** Prompt **
Exactly as written, please set down all of the entries again, with no pictures.
[Start Items]
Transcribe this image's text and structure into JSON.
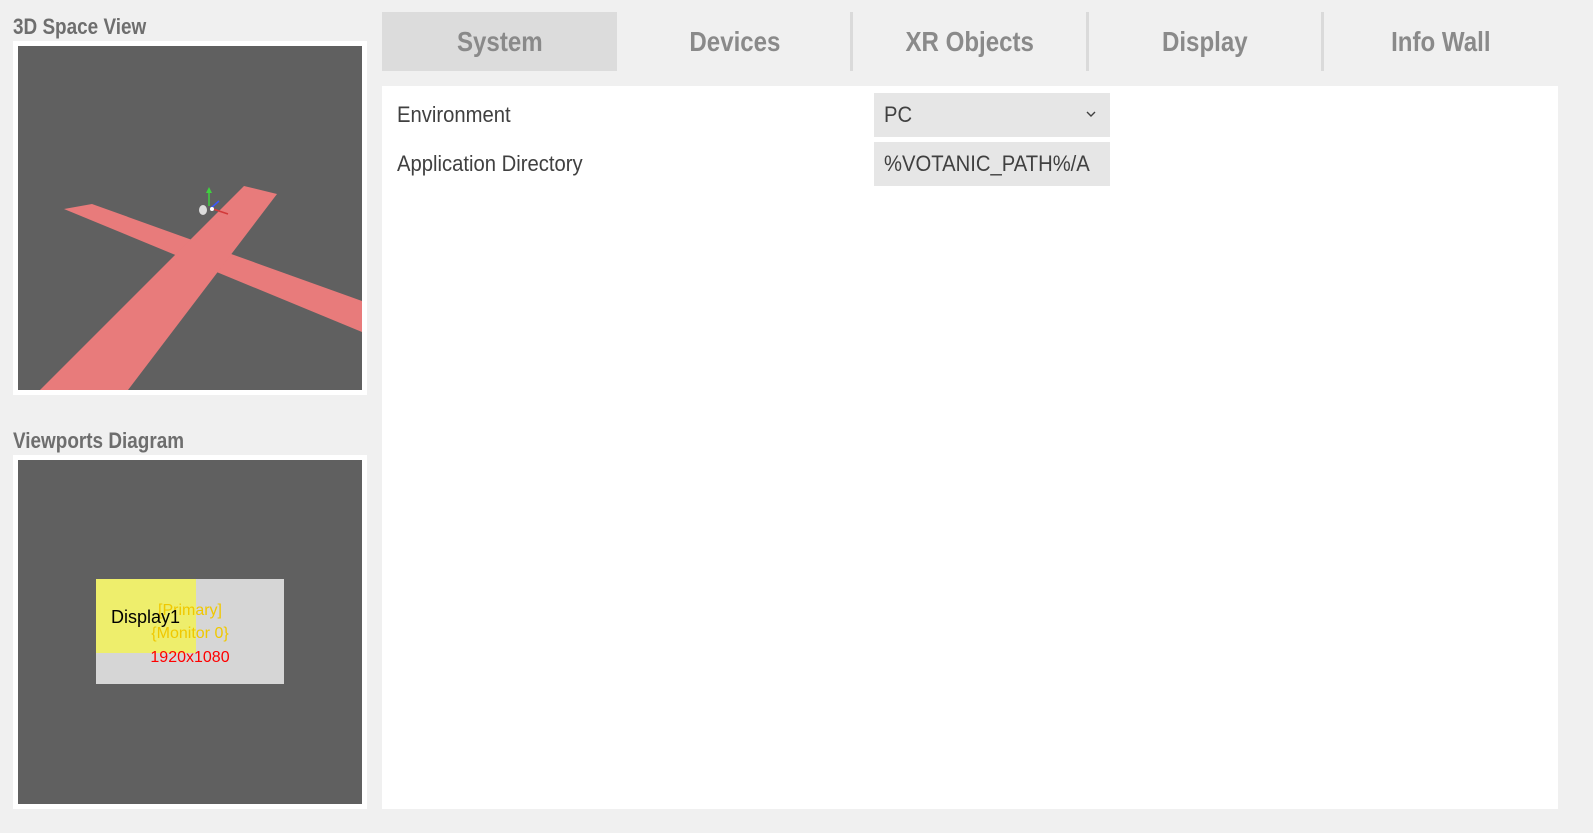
{
  "left_panel": {
    "space_view_title": "3D Space View",
    "viewports_title": "Viewports Diagram",
    "diagram": {
      "display_name": "Display1",
      "primary_label": "[Primary]",
      "monitor_label": "{Monitor 0}",
      "resolution_label": "1920x1080"
    }
  },
  "tabs": [
    {
      "label": "System",
      "active": true
    },
    {
      "label": "Devices",
      "active": false
    },
    {
      "label": "XR Objects",
      "active": false
    },
    {
      "label": "Display",
      "active": false
    },
    {
      "label": "Info Wall",
      "active": false
    }
  ],
  "settings": {
    "environment": {
      "label": "Environment",
      "value": "PC"
    },
    "app_dir": {
      "label": "Application Directory",
      "value": "%VOTANIC_PATH%/A"
    }
  },
  "colors": {
    "viewport_bg": "#606060",
    "floor_cross": "#e87b7b",
    "display_highlight": "#eeee6c",
    "screen_box": "#d6d6d6",
    "diagram_text_red": "#ff0000",
    "diagram_text_yellow": "#f0c800"
  },
  "icons": {
    "dropdown": "chevron-down-icon",
    "axis_gizmo": "axis-gizmo-icon"
  }
}
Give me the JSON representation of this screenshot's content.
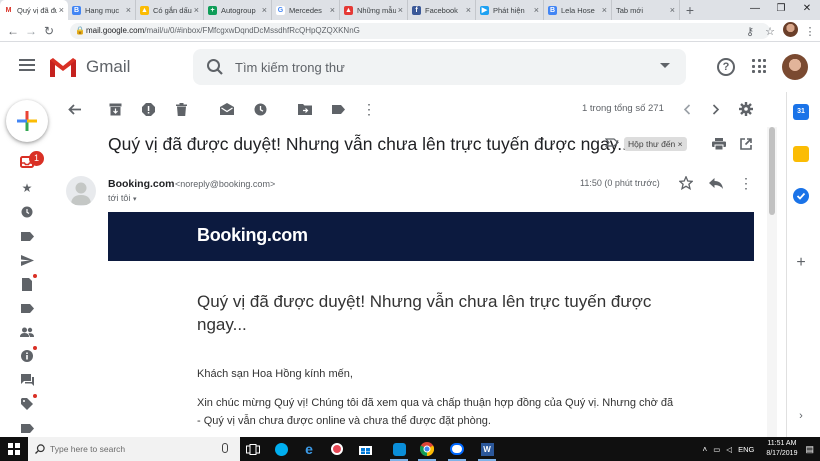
{
  "browser": {
    "tabs": [
      {
        "title": "Quý vị đã được duyệt!",
        "color": "#ffffff",
        "glyph": "M",
        "glyph_color": "#d93025",
        "active": true
      },
      {
        "title": "Hang mục",
        "color": "#4285f4",
        "glyph": "B"
      },
      {
        "title": "Có gắn dấu sao",
        "color": "#fbbc04",
        "glyph": "▲"
      },
      {
        "title": "Autogroup",
        "color": "#0f9d58",
        "glyph": "+"
      },
      {
        "title": "Mercedes",
        "color": "#ffffff",
        "glyph": "G",
        "glyph_color": "#4285f4"
      },
      {
        "title": "Những mẫu",
        "color": "#e53935",
        "glyph": "▲"
      },
      {
        "title": "Facebook",
        "color": "#3b5998",
        "glyph": "f"
      },
      {
        "title": "Phát hiện",
        "color": "#1da1f2",
        "glyph": "▶"
      },
      {
        "title": "Lela Hose",
        "color": "#4285f4",
        "glyph": "B"
      },
      {
        "title": "Tab mới",
        "color": "",
        "glyph": ""
      }
    ],
    "new_tab": "+",
    "url_host": "mail.google.com",
    "url_path": "/mail/u/0/#inbox/FMfcgxwDqndDcMssdhfRcQHpQZQXKNnG"
  },
  "gmail": {
    "logo_text": "Gmail",
    "search_placeholder": "Tìm kiếm trong thư",
    "unread_badge": "1",
    "pager": "1 trong tổng số 271",
    "label_chip": "Hộp thư đến ×"
  },
  "email": {
    "subject": "Quý vị đã được duyệt! Nhưng vẫn chưa lên trực tuyến được ngay...",
    "sender_name": "Booking.com",
    "sender_email": "<noreply@booking.com>",
    "to": "tới tôi",
    "time": "11:50 (0 phút trước)",
    "brand_logo": "Booking.com",
    "body_title": "Quý vị đã được duyệt! Nhưng vẫn chưa lên trực tuyến được ngay...",
    "greeting": "Khách sạn Hoa Hồng kính mến,",
    "paragraph": "Xin chúc mừng Quý vị! Chúng tôi đã xem qua và chấp thuận hợp đồng của Quý vị. Nhưng chờ đã - Quý vị vẫn chưa được online và chưa thể được đặt phòng."
  },
  "taskbar": {
    "search_placeholder": "Type here to search",
    "language": "ENG",
    "time": "11:51 AM",
    "date": "8/17/2019"
  },
  "colors": {
    "booking_navy": "#0c1a3f",
    "gmail_red": "#d93025"
  }
}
[End Items]
** Problem solution **
Transcribe this image's text and structure into JSON.
{
  "left_panel": {
    "space_view_title": "3D Space View",
    "viewports_title": "Viewports Diagram",
    "diagram": {
      "display_name": "Display1",
      "primary_label": "[Primary]",
      "monitor_label": "{Monitor 0}",
      "resolution_label": "1920x1080"
    }
  },
  "tabs": [
    {
      "label": "System",
      "active": true
    },
    {
      "label": "Devices",
      "active": false
    },
    {
      "label": "XR Objects",
      "active": false
    },
    {
      "label": "Display",
      "active": false
    },
    {
      "label": "Info Wall",
      "active": false
    }
  ],
  "settings": {
    "environment": {
      "label": "Environment",
      "value": "PC"
    },
    "app_dir": {
      "label": "Application Directory",
      "value": "%VOTANIC_PATH%/A"
    }
  },
  "colors": {
    "viewport_bg": "#606060",
    "floor_cross": "#e87b7b",
    "display_highlight": "#eeee6c",
    "screen_box": "#d6d6d6",
    "diagram_text_red": "#ff0000",
    "diagram_text_yellow": "#f0c800"
  },
  "icons": {
    "dropdown": "chevron-down-icon",
    "axis_gizmo": "axis-gizmo-icon"
  }
}
Give me the JSON representation of this screenshot's content.
{
  "browser": {
    "tabs": [
      {
        "title": "Quý vị đã được duyệt!",
        "color": "#ffffff",
        "glyph": "M",
        "glyph_color": "#d93025",
        "active": true
      },
      {
        "title": "Hang mục",
        "color": "#4285f4",
        "glyph": "B"
      },
      {
        "title": "Có gắn dấu sao",
        "color": "#fbbc04",
        "glyph": "▲"
      },
      {
        "title": "Autogroup",
        "color": "#0f9d58",
        "glyph": "+"
      },
      {
        "title": "Mercedes",
        "color": "#ffffff",
        "glyph": "G",
        "glyph_color": "#4285f4"
      },
      {
        "title": "Những mẫu",
        "color": "#e53935",
        "glyph": "▲"
      },
      {
        "title": "Facebook",
        "color": "#3b5998",
        "glyph": "f"
      },
      {
        "title": "Phát hiện",
        "color": "#1da1f2",
        "glyph": "▶"
      },
      {
        "title": "Lela Hose",
        "color": "#4285f4",
        "glyph": "B"
      },
      {
        "title": "Tab mới",
        "color": "",
        "glyph": ""
      }
    ],
    "new_tab": "+",
    "url_host": "mail.google.com",
    "url_path": "/mail/u/0/#inbox/FMfcgxwDqndDcMssdhfRcQHpQZQXKNnG"
  },
  "gmail": {
    "logo_text": "Gmail",
    "search_placeholder": "Tìm kiếm trong thư",
    "unread_badge": "1",
    "pager": "1 trong tổng số 271",
    "label_chip": "Hộp thư đến ×"
  },
  "email": {
    "subject": "Quý vị đã được duyệt! Nhưng vẫn chưa lên trực tuyến được ngay...",
    "sender_name": "Booking.com",
    "sender_email": "<noreply@booking.com>",
    "to": "tới tôi",
    "time": "11:50 (0 phút trước)",
    "brand_logo": "Booking.com",
    "body_title": "Quý vị đã được duyệt! Nhưng vẫn chưa lên trực tuyến được ngay...",
    "greeting": "Khách sạn Hoa Hồng kính mến,",
    "paragraph": "Xin chúc mừng Quý vị! Chúng tôi đã xem qua và chấp thuận hợp đồng của Quý vị. Nhưng chờ đã - Quý vị vẫn chưa được online và chưa thể được đặt phòng."
  },
  "taskbar": {
    "search_placeholder": "Type here to search",
    "language": "ENG",
    "time": "11:51 AM",
    "date": "8/17/2019"
  },
  "colors": {
    "booking_navy": "#0c1a3f",
    "gmail_red": "#d93025"
  }
}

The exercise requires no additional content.